> _Work instructions_:
Reproduce all records exactly.

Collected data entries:
- - -

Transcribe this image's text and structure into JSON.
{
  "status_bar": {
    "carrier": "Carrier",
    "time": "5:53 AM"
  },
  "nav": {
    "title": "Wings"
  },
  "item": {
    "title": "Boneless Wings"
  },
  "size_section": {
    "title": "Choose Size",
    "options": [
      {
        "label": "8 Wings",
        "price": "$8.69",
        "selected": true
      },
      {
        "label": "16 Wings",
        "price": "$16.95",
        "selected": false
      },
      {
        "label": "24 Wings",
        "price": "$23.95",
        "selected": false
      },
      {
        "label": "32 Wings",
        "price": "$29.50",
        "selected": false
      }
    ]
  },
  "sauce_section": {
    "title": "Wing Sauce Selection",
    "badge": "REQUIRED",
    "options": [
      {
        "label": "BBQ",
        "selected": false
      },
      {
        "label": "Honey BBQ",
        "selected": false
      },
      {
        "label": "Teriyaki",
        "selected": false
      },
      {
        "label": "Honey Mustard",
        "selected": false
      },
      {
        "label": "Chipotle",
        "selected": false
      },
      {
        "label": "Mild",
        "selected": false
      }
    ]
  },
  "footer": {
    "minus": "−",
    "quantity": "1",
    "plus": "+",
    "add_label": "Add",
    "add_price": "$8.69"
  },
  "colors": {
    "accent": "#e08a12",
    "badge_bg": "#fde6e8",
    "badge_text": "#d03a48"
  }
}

- - -

> _The output_:
Transcribe this image's text and structure into JSON.
{
  "status_bar": {
    "carrier": "Carrier",
    "time": "5:53 AM"
  },
  "nav": {
    "title": "Wings"
  },
  "item": {
    "title": "Boneless Wings"
  },
  "size_section": {
    "title": "Choose Size",
    "options": [
      {
        "label": "8 Wings",
        "price": "$8.69",
        "selected": true
      },
      {
        "label": "16 Wings",
        "price": "$16.95",
        "selected": false
      },
      {
        "label": "24 Wings",
        "price": "$23.95",
        "selected": false
      },
      {
        "label": "32 Wings",
        "price": "$29.50",
        "selected": false
      }
    ]
  },
  "sauce_section": {
    "title": "Wing Sauce Selection",
    "badge": "REQUIRED",
    "options": [
      {
        "label": "BBQ",
        "selected": false
      },
      {
        "label": "Honey BBQ",
        "selected": false
      },
      {
        "label": "Teriyaki",
        "selected": false
      },
      {
        "label": "Honey Mustard",
        "selected": false
      },
      {
        "label": "Chipotle",
        "selected": false
      },
      {
        "label": "Mild",
        "selected": false
      }
    ]
  },
  "footer": {
    "minus": "−",
    "quantity": "1",
    "plus": "+",
    "add_label": "Add",
    "add_price": "$8.69"
  },
  "colors": {
    "accent": "#e08a12",
    "badge_bg": "#fde6e8",
    "badge_text": "#d03a48"
  }
}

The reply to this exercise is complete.